Input records

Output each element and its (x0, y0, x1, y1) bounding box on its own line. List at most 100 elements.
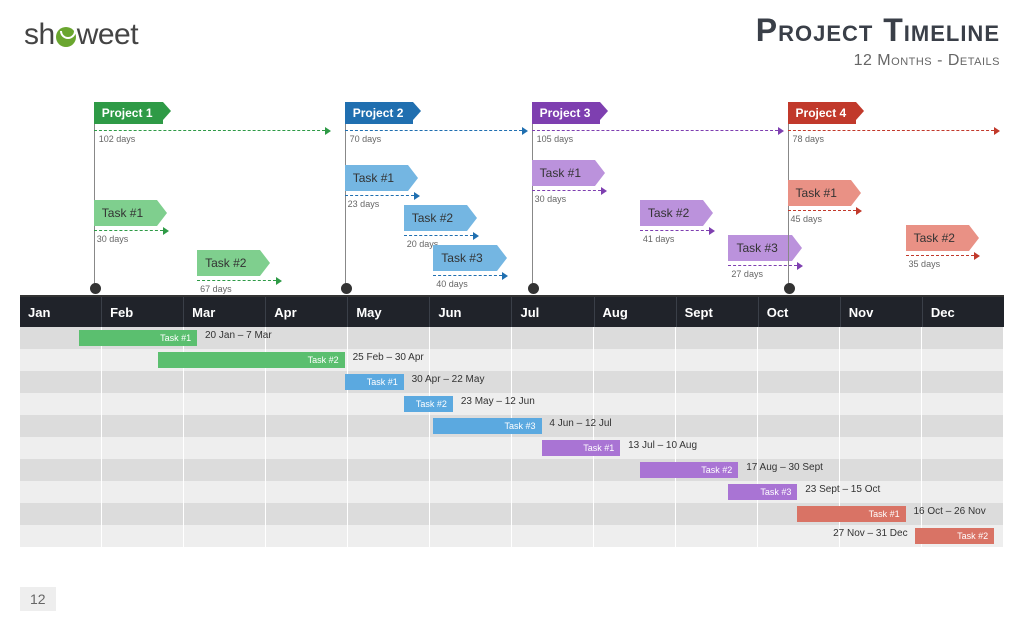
gantt-cell (840, 393, 922, 415)
gantt-cell (266, 437, 348, 459)
task-arrow (640, 230, 709, 231)
gantt-cell (266, 371, 348, 393)
gantt-cell (348, 525, 430, 547)
task-flag: Task #3 (728, 235, 791, 261)
task-duration-note: 41 days (643, 234, 675, 244)
logo-text-before: sh (24, 18, 55, 51)
gantt-cell (102, 393, 184, 415)
gantt-cell (594, 525, 676, 547)
gantt-cell (430, 459, 512, 481)
month-cell: Sept (677, 297, 759, 327)
gantt-cell (430, 349, 512, 371)
gantt-cell (348, 437, 430, 459)
task-arrow (94, 230, 163, 231)
project-span-note: 78 days (792, 134, 824, 144)
gantt-cell (184, 371, 266, 393)
task-arrow (788, 210, 857, 211)
task-duration-note: 45 days (790, 214, 822, 224)
gantt-cell (348, 481, 430, 503)
month-cell: Oct (759, 297, 841, 327)
gantt-cell (594, 393, 676, 415)
gantt-cell (512, 481, 594, 503)
gantt-cell (348, 459, 430, 481)
page-number: 12 (20, 587, 56, 611)
gantt-cell (676, 371, 758, 393)
gantt-cell (266, 525, 348, 547)
gantt-row: Task #227 Nov – 31 Dec (20, 525, 1004, 547)
month-cell: Nov (841, 297, 923, 327)
gantt-cell (512, 503, 594, 525)
gantt-cell (758, 371, 840, 393)
gantt-cell (676, 415, 758, 437)
gantt-date-label: 30 Apr – 22 May (412, 374, 485, 385)
gantt-cell (20, 525, 102, 547)
month-cell: Jan (20, 297, 102, 327)
gantt-cell (184, 503, 266, 525)
gantt-bar: Task #1 (542, 440, 621, 456)
month-cell: May (348, 297, 430, 327)
gantt-cell (20, 393, 102, 415)
gantt-cell (676, 503, 758, 525)
task-flag: Task #2 (906, 225, 969, 251)
gantt-cell (676, 393, 758, 415)
gantt-row: Task #34 Jun – 12 Jul (20, 415, 1004, 437)
project-span-note: 102 days (99, 134, 136, 144)
gantt-cell (348, 503, 430, 525)
project-span-note: 70 days (350, 134, 382, 144)
gantt-cell (840, 371, 922, 393)
gantt-cell (594, 481, 676, 503)
gantt-cell (184, 393, 266, 415)
page-subtitle: 12 Months - Details (854, 52, 1000, 70)
gantt-cell (594, 371, 676, 393)
month-cell: Mar (184, 297, 266, 327)
gantt-cell (184, 415, 266, 437)
logo: shweet (24, 18, 138, 52)
gantt-cell (184, 525, 266, 547)
task-duration-note: 40 days (436, 279, 468, 289)
gantt-grid: Task #120 Jan – 7 MarTask #225 Feb – 30 … (20, 327, 1004, 547)
project-span-arrow (788, 130, 995, 131)
gantt-row: Task #1 13 Jul – 10 Aug (20, 437, 1004, 459)
task-arrow (197, 280, 276, 281)
project-span-arrow (532, 130, 778, 131)
gantt-cell (594, 349, 676, 371)
gantt-cell (266, 503, 348, 525)
project-span-note: 105 days (537, 134, 574, 144)
gantt-cell (840, 437, 922, 459)
month-cell: Jul (512, 297, 594, 327)
task-arrow (532, 190, 601, 191)
gantt-cell (102, 503, 184, 525)
gantt-cell (758, 437, 840, 459)
gantt-cell (266, 481, 348, 503)
gantt-cell (266, 393, 348, 415)
gantt-date-label: 23 Sept – 15 Oct (805, 484, 880, 495)
gantt-cell (20, 503, 102, 525)
gantt-cell (20, 481, 102, 503)
gantt-cell (430, 327, 512, 349)
gantt-cell (676, 349, 758, 371)
task-flag: Task #2 (404, 205, 467, 231)
gantt-bar: Task #2 (158, 352, 345, 368)
task-flag: Task #3 (433, 245, 496, 271)
gantt-row: Task #223 May – 12 Jun (20, 393, 1004, 415)
gantt-cell (676, 525, 758, 547)
page-title: Project Timeline (756, 12, 1000, 49)
gantt-cell (430, 525, 512, 547)
month-cell: Jun (430, 297, 512, 327)
gantt-date-label: 13 Jul – 10 Aug (628, 440, 697, 451)
task-flag: Task #1 (94, 200, 157, 226)
project-pin (532, 108, 533, 290)
gantt-cell (922, 349, 1004, 371)
gantt-cell (512, 371, 594, 393)
gantt-cell (20, 459, 102, 481)
timeline-flag-chart: Project 1102 daysTask #130 daysTask #267… (20, 90, 1004, 290)
gantt-row: Task #225 Feb – 30 Apr (20, 349, 1004, 371)
gantt-cell (102, 525, 184, 547)
gantt-date-label: 27 Nov – 31 Dec (833, 528, 908, 539)
gantt-cell (840, 349, 922, 371)
gantt-cell (922, 371, 1004, 393)
gantt-cell (102, 371, 184, 393)
gantt-cell (758, 349, 840, 371)
gantt-cell (840, 327, 922, 349)
project-span-arrow (345, 130, 522, 131)
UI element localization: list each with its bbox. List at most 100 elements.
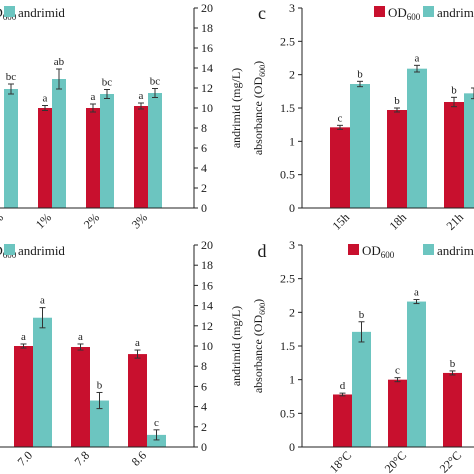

Problem
Rewrite all of the material above with every "gantt-cell" swapped for "grid-cell" and everything else left as it stands. Omit the pictures.

Solution for this problem
Output each element and its (x0, y0, x1, y1) bounding box on its own line. List at most 100 elements.
grid-cell (840, 393, 922, 415)
grid-cell (266, 437, 348, 459)
task-arrow (640, 230, 709, 231)
grid-cell (266, 371, 348, 393)
grid-cell (348, 525, 430, 547)
task-flag: Task #3 (728, 235, 791, 261)
task-duration-note: 41 days (643, 234, 675, 244)
logo-text-before: sh (24, 18, 55, 51)
grid-cell (102, 393, 184, 415)
grid-cell (594, 525, 676, 547)
grid-cell (430, 459, 512, 481)
month-cell: Sept (677, 297, 759, 327)
grid-cell (430, 349, 512, 371)
grid-cell (348, 437, 430, 459)
task-arrow (94, 230, 163, 231)
project-span-note: 78 days (792, 134, 824, 144)
grid-cell (184, 371, 266, 393)
task-arrow (788, 210, 857, 211)
task-duration-note: 45 days (790, 214, 822, 224)
grid-cell (348, 481, 430, 503)
month-cell: Oct (759, 297, 841, 327)
grid-cell (594, 393, 676, 415)
grid-cell (512, 481, 594, 503)
grid-cell (348, 459, 430, 481)
page-number: 12 (20, 587, 56, 611)
grid-cell (676, 371, 758, 393)
grid-cell (266, 525, 348, 547)
gantt-row: Task #227 Nov – 31 Dec (20, 525, 1004, 547)
month-cell: Nov (841, 297, 923, 327)
grid-cell (512, 503, 594, 525)
grid-cell (758, 371, 840, 393)
grid-cell (676, 415, 758, 437)
gantt-date-label: 30 Apr – 22 May (412, 374, 485, 385)
grid-cell (20, 525, 102, 547)
month-cell: Jan (20, 297, 102, 327)
grid-cell (184, 503, 266, 525)
gantt-bar: Task #1 (542, 440, 621, 456)
month-cell: May (348, 297, 430, 327)
grid-cell (20, 393, 102, 415)
grid-cell (676, 503, 758, 525)
task-flag: Task #2 (906, 225, 969, 251)
grid-cell (676, 393, 758, 415)
gantt-row: Task #34 Jun – 12 Jul (20, 415, 1004, 437)
project-span-note: 102 days (99, 134, 136, 144)
grid-cell (348, 503, 430, 525)
project-span-note: 70 days (350, 134, 382, 144)
grid-cell (840, 371, 922, 393)
grid-cell (594, 481, 676, 503)
grid-cell (184, 393, 266, 415)
page-subtitle: 12 Months - Details (854, 52, 1000, 70)
grid-cell (594, 371, 676, 393)
month-cell: Mar (184, 297, 266, 327)
grid-cell (184, 415, 266, 437)
logo: shweet (24, 18, 138, 52)
grid-cell (184, 525, 266, 547)
task-duration-note: 40 days (436, 279, 468, 289)
gantt-grid: Task #120 Jan – 7 MarTask #225 Feb – 30 … (20, 327, 1004, 547)
project-span-arrow (788, 130, 995, 131)
gantt-row: Task #1 13 Jul – 10 Aug (20, 437, 1004, 459)
task-arrow (197, 280, 276, 281)
project-span-arrow (532, 130, 778, 131)
grid-cell (594, 349, 676, 371)
grid-cell (266, 503, 348, 525)
project-span-note: 105 days (537, 134, 574, 144)
grid-cell (840, 437, 922, 459)
month-cell: Jul (512, 297, 594, 327)
task-arrow (532, 190, 601, 191)
grid-cell (102, 503, 184, 525)
grid-cell (758, 437, 840, 459)
grid-cell (266, 481, 348, 503)
grid-cell (266, 393, 348, 415)
gantt-date-label: 23 Sept – 15 Oct (805, 484, 880, 495)
grid-cell (20, 503, 102, 525)
grid-cell (20, 481, 102, 503)
grid-cell (430, 327, 512, 349)
grid-cell (676, 349, 758, 371)
task-flag: Task #2 (404, 205, 467, 231)
gantt-bar: Task #2 (158, 352, 345, 368)
task-flag: Task #3 (433, 245, 496, 271)
gantt-row: Task #223 May – 12 Jun (20, 393, 1004, 415)
grid-cell (676, 525, 758, 547)
page-title: Project Timeline (756, 12, 1000, 49)
grid-cell (430, 525, 512, 547)
month-cell: Jun (430, 297, 512, 327)
gantt-date-label: 13 Jul – 10 Aug (628, 440, 697, 451)
task-flag: Task #1 (94, 200, 157, 226)
project-pin (532, 108, 533, 290)
grid-cell (922, 349, 1004, 371)
grid-cell (512, 371, 594, 393)
grid-cell (20, 459, 102, 481)
timeline-flag-chart: Project 1102 daysTask #130 daysTask #267… (20, 90, 1004, 290)
gantt-row: Task #225 Feb – 30 Apr (20, 349, 1004, 371)
grid-cell (102, 525, 184, 547)
gantt-date-label: 27 Nov – 31 Dec (833, 528, 908, 539)
grid-cell (840, 349, 922, 371)
grid-cell (922, 371, 1004, 393)
grid-cell (102, 371, 184, 393)
grid-cell (758, 349, 840, 371)
grid-cell (840, 327, 922, 349)
project-span-arrow (345, 130, 522, 131)
UI element localization: list each with its bbox. List at most 100 elements.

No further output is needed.